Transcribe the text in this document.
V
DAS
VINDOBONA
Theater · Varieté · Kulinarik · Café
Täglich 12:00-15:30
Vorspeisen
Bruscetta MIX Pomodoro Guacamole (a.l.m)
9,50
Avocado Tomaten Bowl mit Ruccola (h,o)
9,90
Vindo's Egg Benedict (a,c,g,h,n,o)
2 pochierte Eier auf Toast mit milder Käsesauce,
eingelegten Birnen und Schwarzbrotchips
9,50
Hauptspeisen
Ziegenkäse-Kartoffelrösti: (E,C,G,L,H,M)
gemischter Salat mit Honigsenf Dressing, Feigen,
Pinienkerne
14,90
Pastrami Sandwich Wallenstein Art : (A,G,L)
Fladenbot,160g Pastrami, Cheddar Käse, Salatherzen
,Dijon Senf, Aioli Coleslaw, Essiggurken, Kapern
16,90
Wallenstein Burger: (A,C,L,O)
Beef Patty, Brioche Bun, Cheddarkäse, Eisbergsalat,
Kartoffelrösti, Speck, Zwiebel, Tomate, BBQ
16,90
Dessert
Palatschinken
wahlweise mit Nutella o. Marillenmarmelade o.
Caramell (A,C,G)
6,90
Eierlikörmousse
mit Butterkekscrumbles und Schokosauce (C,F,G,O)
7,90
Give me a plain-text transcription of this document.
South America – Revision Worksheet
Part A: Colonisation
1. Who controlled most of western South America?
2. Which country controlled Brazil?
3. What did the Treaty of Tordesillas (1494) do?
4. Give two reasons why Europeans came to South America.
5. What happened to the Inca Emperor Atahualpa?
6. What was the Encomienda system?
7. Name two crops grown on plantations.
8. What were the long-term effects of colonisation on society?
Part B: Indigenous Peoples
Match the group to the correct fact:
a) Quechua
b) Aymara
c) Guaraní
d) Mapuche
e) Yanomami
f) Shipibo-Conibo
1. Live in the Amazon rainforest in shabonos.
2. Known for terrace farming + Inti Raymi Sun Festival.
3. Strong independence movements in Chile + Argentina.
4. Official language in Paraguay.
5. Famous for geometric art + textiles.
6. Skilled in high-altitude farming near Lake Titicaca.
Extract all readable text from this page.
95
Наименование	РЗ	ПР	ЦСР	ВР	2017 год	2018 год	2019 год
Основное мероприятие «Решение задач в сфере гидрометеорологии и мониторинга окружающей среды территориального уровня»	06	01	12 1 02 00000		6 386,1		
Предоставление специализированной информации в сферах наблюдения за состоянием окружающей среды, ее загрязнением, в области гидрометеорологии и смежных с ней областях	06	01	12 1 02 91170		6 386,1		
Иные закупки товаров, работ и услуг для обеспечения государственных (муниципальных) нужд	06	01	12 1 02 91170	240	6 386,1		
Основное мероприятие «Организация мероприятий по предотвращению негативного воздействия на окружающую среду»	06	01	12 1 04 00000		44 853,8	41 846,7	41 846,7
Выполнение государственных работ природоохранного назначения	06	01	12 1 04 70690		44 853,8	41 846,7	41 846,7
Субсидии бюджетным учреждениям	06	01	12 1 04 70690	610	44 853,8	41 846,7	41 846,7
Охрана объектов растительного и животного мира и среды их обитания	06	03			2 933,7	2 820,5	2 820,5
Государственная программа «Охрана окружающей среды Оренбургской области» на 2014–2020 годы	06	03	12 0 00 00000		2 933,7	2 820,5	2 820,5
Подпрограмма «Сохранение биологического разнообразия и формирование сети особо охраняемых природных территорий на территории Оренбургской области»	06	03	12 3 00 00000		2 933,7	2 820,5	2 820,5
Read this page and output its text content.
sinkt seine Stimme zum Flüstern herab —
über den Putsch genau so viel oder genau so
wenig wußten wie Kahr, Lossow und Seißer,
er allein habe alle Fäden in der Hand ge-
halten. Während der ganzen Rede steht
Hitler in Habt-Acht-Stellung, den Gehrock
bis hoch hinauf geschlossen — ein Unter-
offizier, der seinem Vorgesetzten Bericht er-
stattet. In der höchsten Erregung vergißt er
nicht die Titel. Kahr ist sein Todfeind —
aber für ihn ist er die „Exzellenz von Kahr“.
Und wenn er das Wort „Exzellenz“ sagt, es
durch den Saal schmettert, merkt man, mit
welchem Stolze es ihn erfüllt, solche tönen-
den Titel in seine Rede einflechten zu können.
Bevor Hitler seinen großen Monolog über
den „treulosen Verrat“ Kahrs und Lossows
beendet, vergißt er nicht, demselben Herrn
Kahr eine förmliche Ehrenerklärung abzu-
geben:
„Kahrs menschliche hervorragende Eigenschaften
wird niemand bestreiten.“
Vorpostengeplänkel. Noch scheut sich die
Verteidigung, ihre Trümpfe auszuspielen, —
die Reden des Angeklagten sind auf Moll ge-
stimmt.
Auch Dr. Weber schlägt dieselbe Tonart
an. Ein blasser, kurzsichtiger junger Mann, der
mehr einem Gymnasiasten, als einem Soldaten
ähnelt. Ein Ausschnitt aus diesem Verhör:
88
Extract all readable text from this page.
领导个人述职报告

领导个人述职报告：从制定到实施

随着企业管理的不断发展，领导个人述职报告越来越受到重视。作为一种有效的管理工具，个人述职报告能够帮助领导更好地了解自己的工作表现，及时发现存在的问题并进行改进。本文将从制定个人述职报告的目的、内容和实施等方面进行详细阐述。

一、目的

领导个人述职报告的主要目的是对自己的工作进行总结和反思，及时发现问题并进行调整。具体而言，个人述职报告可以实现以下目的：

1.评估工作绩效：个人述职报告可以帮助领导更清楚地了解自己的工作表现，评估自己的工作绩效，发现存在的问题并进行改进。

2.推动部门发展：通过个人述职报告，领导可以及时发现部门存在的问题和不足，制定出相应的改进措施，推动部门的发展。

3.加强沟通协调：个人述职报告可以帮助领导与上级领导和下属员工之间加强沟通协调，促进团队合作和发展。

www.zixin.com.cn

▶ **YOUR OBJECTIVE**: Please set down all the data word for word.

▶ **SOLUTION FOR THIS PROBLEM**:
Transcribe the text in this document.
V
DAS
VINDOBONA
Theater · Varieté · Kulinarik · Café
Täglich 12:00-15:30
Vorspeisen
Bruscetta MIX Pomodoro Guacamole (a.l.m)
9,50
Avocado Tomaten Bowl mit Ruccola (h,o)
9,90
Vindo's Egg Benedict (a,c,g,h,n,o)
2 pochierte Eier auf Toast mit milder Käsesauce,
eingelegten Birnen und Schwarzbrotchips
9,50
Hauptspeisen
Ziegenkäse-Kartoffelrösti: (E,C,G,L,H,M)
gemischter Salat mit Honigsenf Dressing, Feigen,
Pinienkerne
14,90
Pastrami Sandwich Wallenstein Art : (A,G,L)
Fladenbot,160g Pastrami, Cheddar Käse, Salatherzen
,Dijon Senf, Aioli Coleslaw, Essiggurken, Kapern
16,90
Wallenstein Burger: (A,C,L,O)
Beef Patty, Brioche Bun, Cheddarkäse, Eisbergsalat,
Kartoffelrösti, Speck, Zwiebel, Tomate, BBQ
16,90
Dessert
Palatschinken
wahlweise mit Nutella o. Marillenmarmelade o.
Caramell (A,C,G)
6,90
Eierlikörmousse
mit Butterkekscrumbles und Schokosauce (C,F,G,O)
7,90
Give me a plain-text transcription of this document.
South America – Revision Worksheet
Part A: Colonisation
1. Who controlled most of western South America?
2. Which country controlled Brazil?
3. What did the Treaty of Tordesillas (1494) do?
4. Give two reasons why Europeans came to South America.
5. What happened to the Inca Emperor Atahualpa?
6. What was the Encomienda system?
7. Name two crops grown on plantations.
8. What were the long-term effects of colonisation on society?
Part B: Indigenous Peoples
Match the group to the correct fact:
a) Quechua
b) Aymara
c) Guaraní
d) Mapuche
e) Yanomami
f) Shipibo-Conibo
1. Live in the Amazon rainforest in shabonos.
2. Known for terrace farming + Inti Raymi Sun Festival.
3. Strong independence movements in Chile + Argentina.
4. Official language in Paraguay.
5. Famous for geometric art + textiles.
6. Skilled in high-altitude farming near Lake Titicaca.
Extract all readable text from this page.
95
Наименование	РЗ	ПР	ЦСР	ВР	2017 год	2018 год	2019 год
Основное мероприятие «Решение задач в сфере гидрометеорологии и мониторинга окружающей среды территориального уровня»	06	01	12 1 02 00000		6 386,1		
Предоставление специализированной информации в сферах наблюдения за состоянием окружающей среды, ее загрязнением, в области гидрометеорологии и смежных с ней областях	06	01	12 1 02 91170		6 386,1		
Иные закупки товаров, работ и услуг для обеспечения государственных (муниципальных) нужд	06	01	12 1 02 91170	240	6 386,1		
Основное мероприятие «Организация мероприятий по предотвращению негативного воздействия на окружающую среду»	06	01	12 1 04 00000		44 853,8	41 846,7	41 846,7
Выполнение государственных работ природоохранного назначения	06	01	12 1 04 70690		44 853,8	41 846,7	41 846,7
Субсидии бюджетным учреждениям	06	01	12 1 04 70690	610	44 853,8	41 846,7	41 846,7
Охрана объектов растительного и животного мира и среды их обитания	06	03			2 933,7	2 820,5	2 820,5
Государственная программа «Охрана окружающей среды Оренбургской области» на 2014–2020 годы	06	03	12 0 00 00000		2 933,7	2 820,5	2 820,5
Подпрограмма «Сохранение биологического разнообразия и формирование сети особо охраняемых природных территорий на территории Оренбургской области»	06	03	12 3 00 00000		2 933,7	2 820,5	2 820,5
Read this page and output its text content.
sinkt seine Stimme zum Flüstern herab —
über den Putsch genau so viel oder genau so
wenig wußten wie Kahr, Lossow und Seißer,
er allein habe alle Fäden in der Hand ge-
halten. Während der ganzen Rede steht
Hitler in Habt-Acht-Stellung, den Gehrock
bis hoch hinauf geschlossen — ein Unter-
offizier, der seinem Vorgesetzten Bericht er-
stattet. In der höchsten Erregung vergißt er
nicht die Titel. Kahr ist sein Todfeind —
aber für ihn ist er die „Exzellenz von Kahr“.
Und wenn er das Wort „Exzellenz“ sagt, es
durch den Saal schmettert, merkt man, mit
welchem Stolze es ihn erfüllt, solche tönen-
den Titel in seine Rede einflechten zu können.
Bevor Hitler seinen großen Monolog über
den „treulosen Verrat“ Kahrs und Lossows
beendet, vergißt er nicht, demselben Herrn
Kahr eine förmliche Ehrenerklärung abzu-
geben:
„Kahrs menschliche hervorragende Eigenschaften
wird niemand bestreiten.“
Vorpostengeplänkel. Noch scheut sich die
Verteidigung, ihre Trümpfe auszuspielen, —
die Reden des Angeklagten sind auf Moll ge-
stimmt.
Auch Dr. Weber schlägt dieselbe Tonart
an. Ein blasser, kurzsichtiger junger Mann, der
mehr einem Gymnasiasten, als einem Soldaten
ähnelt. Ein Ausschnitt aus diesem Verhör:
88
Extract all readable text from this page.
领导个人述职报告

领导个人述职报告：从制定到实施

随着企业管理的不断发展，领导个人述职报告越来越受到重视。作为一种有效的管理工具，个人述职报告能够帮助领导更好地了解自己的工作表现，及时发现存在的问题并进行改进。本文将从制定个人述职报告的目的、内容和实施等方面进行详细阐述。

一、目的

领导个人述职报告的主要目的是对自己的工作进行总结和反思，及时发现问题并进行调整。具体而言，个人述职报告可以实现以下目的：

1.评估工作绩效：个人述职报告可以帮助领导更清楚地了解自己的工作表现，评估自己的工作绩效，发现存在的问题并进行改进。

2.推动部门发展：通过个人述职报告，领导可以及时发现部门存在的问题和不足，制定出相应的改进措施，推动部门的发展。

3.加强沟通协调：个人述职报告可以帮助领导与上级领导和下属员工之间加强沟通协调，促进团队合作和发展。

www.zixin.com.cn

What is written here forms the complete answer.